REQUIREMENT ▸ Check each line of the listing, and copy it if it contains the word "widget".
━━━ RECORDS PROVIDED
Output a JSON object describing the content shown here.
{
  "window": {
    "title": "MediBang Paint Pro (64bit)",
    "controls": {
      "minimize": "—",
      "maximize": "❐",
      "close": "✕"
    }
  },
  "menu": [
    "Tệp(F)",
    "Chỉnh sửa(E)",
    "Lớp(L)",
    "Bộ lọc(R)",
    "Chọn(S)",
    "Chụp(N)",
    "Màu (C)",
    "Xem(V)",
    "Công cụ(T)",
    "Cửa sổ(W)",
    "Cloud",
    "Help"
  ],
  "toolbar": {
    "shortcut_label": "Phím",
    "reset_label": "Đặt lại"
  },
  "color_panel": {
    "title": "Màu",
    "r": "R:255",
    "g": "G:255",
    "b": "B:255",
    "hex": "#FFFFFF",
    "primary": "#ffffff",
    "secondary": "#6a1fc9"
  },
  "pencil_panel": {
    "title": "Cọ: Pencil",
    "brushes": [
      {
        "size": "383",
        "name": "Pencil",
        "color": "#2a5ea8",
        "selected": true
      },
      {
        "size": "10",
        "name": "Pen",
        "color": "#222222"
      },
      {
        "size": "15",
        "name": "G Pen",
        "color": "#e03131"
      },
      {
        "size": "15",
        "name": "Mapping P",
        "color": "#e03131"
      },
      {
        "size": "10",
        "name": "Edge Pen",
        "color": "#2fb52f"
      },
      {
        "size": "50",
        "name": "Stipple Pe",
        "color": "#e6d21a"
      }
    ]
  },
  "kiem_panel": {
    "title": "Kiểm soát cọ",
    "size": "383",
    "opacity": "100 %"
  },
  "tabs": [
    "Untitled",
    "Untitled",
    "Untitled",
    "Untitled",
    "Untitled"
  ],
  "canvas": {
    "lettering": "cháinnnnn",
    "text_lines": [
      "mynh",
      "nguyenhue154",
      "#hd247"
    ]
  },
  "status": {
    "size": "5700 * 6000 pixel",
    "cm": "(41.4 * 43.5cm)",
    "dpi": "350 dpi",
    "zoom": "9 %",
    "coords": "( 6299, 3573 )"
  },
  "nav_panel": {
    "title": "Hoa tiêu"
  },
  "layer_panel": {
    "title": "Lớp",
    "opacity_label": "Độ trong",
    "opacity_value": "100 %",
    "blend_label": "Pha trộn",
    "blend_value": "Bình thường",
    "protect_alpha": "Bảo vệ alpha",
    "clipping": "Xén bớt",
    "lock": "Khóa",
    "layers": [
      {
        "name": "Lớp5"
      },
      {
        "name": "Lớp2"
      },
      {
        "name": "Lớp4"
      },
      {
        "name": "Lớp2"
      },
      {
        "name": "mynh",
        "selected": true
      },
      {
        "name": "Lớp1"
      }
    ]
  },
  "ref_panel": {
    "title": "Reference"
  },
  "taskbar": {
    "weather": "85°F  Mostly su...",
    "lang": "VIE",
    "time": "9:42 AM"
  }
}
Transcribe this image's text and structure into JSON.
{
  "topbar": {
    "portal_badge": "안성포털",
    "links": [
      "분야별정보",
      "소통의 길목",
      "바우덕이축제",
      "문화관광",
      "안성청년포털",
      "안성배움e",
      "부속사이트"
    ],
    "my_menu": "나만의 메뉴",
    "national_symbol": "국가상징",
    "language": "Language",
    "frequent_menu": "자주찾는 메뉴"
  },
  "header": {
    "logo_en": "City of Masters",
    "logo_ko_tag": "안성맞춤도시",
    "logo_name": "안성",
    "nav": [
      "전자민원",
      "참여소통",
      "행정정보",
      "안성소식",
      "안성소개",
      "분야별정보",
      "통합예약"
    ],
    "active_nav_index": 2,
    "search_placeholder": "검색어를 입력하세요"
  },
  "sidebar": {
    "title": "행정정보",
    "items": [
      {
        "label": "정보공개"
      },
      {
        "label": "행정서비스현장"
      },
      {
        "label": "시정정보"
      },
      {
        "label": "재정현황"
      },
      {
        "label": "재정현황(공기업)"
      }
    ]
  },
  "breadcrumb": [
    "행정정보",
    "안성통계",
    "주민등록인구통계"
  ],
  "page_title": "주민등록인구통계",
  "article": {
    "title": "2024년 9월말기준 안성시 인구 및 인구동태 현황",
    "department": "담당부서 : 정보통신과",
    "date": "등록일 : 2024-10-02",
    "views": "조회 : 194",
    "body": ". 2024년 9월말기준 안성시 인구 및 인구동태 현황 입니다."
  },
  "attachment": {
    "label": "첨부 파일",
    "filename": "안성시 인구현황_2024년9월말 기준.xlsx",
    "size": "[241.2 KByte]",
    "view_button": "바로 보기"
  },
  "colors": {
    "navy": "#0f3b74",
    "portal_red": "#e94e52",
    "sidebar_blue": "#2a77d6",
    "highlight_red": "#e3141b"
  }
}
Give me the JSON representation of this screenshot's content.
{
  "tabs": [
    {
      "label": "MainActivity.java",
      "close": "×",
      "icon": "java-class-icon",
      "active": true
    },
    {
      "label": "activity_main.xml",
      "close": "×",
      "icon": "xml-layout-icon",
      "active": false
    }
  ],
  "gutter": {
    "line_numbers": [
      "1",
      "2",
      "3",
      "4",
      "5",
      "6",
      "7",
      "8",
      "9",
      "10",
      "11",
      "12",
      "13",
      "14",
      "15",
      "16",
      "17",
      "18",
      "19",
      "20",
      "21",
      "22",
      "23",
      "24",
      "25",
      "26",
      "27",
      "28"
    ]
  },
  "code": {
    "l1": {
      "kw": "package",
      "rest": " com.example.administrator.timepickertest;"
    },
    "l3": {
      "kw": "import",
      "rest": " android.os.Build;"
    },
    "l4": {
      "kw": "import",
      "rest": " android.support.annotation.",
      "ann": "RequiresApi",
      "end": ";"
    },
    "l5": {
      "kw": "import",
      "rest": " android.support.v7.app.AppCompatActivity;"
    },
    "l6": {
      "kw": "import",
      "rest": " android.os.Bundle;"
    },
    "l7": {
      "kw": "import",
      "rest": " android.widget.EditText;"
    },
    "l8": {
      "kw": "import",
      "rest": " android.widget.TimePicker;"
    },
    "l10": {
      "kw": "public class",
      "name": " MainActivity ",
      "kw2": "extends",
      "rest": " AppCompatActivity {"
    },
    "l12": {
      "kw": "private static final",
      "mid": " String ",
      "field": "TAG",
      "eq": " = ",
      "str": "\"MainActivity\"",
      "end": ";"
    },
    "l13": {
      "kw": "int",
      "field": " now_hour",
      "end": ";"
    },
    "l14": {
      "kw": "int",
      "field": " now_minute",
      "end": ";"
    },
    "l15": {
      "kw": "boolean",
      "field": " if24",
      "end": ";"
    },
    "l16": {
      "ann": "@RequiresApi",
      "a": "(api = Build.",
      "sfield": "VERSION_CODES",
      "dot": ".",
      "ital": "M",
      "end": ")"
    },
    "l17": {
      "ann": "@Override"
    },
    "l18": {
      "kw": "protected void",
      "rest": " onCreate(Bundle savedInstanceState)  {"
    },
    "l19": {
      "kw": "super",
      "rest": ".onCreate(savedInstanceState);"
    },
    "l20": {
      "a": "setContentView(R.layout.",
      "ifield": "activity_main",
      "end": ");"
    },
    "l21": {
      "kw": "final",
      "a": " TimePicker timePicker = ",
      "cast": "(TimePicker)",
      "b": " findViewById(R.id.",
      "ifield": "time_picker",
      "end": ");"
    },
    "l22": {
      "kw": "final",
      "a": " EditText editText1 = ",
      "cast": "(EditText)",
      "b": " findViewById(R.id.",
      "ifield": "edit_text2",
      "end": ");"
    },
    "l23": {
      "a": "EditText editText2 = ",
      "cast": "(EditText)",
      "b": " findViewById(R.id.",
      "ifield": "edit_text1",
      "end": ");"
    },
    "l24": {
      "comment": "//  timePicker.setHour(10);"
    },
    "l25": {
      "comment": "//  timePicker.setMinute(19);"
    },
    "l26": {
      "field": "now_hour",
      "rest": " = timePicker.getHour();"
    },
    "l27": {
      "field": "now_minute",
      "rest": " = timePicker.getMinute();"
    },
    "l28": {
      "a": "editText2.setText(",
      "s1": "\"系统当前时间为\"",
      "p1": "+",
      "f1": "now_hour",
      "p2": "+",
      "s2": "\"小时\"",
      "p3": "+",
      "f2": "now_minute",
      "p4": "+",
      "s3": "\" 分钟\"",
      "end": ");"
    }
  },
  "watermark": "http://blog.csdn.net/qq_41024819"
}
━━━━━━
RESULT BELOW ▸
      "rest": " android.widget.EditText;"
      "rest": " android.widget.TimePicker;"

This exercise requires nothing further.